— EXERCISE REQUIREMENTS —
Lines before the one containing "Convert this screenshot" are excluded; reproduce that line and all lines after it in the entries below, exactly.

— Excerpt from a dataset —
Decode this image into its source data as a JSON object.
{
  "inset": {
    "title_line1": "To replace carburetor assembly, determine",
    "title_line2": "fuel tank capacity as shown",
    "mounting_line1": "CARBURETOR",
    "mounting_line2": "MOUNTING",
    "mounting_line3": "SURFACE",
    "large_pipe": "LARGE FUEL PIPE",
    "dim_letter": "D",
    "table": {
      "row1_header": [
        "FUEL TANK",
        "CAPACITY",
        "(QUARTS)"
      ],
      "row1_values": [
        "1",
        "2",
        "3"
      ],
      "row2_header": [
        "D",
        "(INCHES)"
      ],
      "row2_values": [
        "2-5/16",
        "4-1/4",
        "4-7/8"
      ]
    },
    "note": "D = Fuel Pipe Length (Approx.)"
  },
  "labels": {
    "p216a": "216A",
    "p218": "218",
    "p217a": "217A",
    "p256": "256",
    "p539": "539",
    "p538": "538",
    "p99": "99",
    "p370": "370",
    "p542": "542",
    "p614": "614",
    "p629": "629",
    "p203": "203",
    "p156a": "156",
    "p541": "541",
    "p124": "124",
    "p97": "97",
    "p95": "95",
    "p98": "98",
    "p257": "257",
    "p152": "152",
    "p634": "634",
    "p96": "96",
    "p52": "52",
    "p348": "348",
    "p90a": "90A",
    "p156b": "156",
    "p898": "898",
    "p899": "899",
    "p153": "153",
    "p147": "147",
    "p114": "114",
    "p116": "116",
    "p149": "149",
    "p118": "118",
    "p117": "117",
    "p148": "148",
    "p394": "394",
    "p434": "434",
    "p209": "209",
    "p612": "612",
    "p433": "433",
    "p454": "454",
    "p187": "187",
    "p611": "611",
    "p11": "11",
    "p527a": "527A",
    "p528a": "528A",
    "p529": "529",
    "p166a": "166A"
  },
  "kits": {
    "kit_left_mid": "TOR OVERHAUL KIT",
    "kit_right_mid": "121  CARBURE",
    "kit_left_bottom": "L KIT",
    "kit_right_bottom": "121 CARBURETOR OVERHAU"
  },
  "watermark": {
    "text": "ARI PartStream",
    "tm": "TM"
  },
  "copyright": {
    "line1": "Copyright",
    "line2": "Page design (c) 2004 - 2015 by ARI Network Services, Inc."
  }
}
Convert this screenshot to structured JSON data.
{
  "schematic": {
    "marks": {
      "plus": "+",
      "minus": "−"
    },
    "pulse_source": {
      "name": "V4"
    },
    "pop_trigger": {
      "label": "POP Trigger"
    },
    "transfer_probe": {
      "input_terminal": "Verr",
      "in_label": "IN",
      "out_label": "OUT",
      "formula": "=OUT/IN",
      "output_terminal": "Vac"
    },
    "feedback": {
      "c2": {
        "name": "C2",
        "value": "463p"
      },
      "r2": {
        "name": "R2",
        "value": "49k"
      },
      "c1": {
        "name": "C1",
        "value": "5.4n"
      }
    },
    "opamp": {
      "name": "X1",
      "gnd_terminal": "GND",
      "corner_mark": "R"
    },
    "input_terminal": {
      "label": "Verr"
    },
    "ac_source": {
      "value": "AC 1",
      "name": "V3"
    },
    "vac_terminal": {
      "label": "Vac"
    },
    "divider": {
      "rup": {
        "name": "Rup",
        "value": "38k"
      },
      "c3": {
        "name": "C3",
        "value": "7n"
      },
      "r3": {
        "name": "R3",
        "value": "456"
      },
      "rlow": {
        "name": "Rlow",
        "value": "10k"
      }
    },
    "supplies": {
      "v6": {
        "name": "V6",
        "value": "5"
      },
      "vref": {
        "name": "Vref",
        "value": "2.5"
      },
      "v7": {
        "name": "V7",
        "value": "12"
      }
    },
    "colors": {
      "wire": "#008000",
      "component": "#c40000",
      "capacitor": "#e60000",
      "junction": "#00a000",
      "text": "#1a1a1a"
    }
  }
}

— RESPONSE —
Convert this screenshot to structured JSON data.
{
  "schematic": {
    "marks": {
      "plus": "+",
      "minus": "−"
    },
    "pulse_source": {
      "name": "V4"
    },
    "pop_trigger": {
      "label": "POP Trigger"
    },
    "transfer_probe": {
      "input_terminal": "Verr",
      "in_label": "IN",
      "out_label": "OUT",
      "formula": "=OUT/IN",
      "output_terminal": "Vac"
    },
    "feedback": {
      "c2": {
        "name": "C2",
        "value": "463p"
      },
      "r2": {
        "name": "R2",
        "value": "49k"
      },
      "c1": {
        "name": "C1",
        "value": "5.4n"
      }
    },
    "opamp": {
      "name": "X1",
      "gnd_terminal": "GND",
      "corner_mark": "R"
    },
    "input_terminal": {
      "label": "Verr"
    },
    "ac_source": {
      "value": "AC 1",
      "name": "V3"
    },
    "vac_terminal": {
      "label": "Vac"
    },
    "divider": {
      "rup": {
        "name": "Rup",
        "value": "38k"
      },
      "c3": {
        "name": "C3",
        "value": "7n"
      },
      "r3": {
        "name": "R3",
        "value": "456"
      },
      "rlow": {
        "name": "Rlow",
        "value": "10k"
      }
    },
    "supplies": {
      "v6": {
        "name": "V6",
        "value": "5"
      },
      "vref": {
        "name": "Vref",
        "value": "2.5"
      },
      "v7": {
        "name": "V7",
        "value": "12"
      }
    },
    "colors": {
      "wire": "#008000",
      "component": "#c40000",
      "capacitor": "#e60000",
      "junction": "#00a000",
      "text": "#1a1a1a"
    }
  }
}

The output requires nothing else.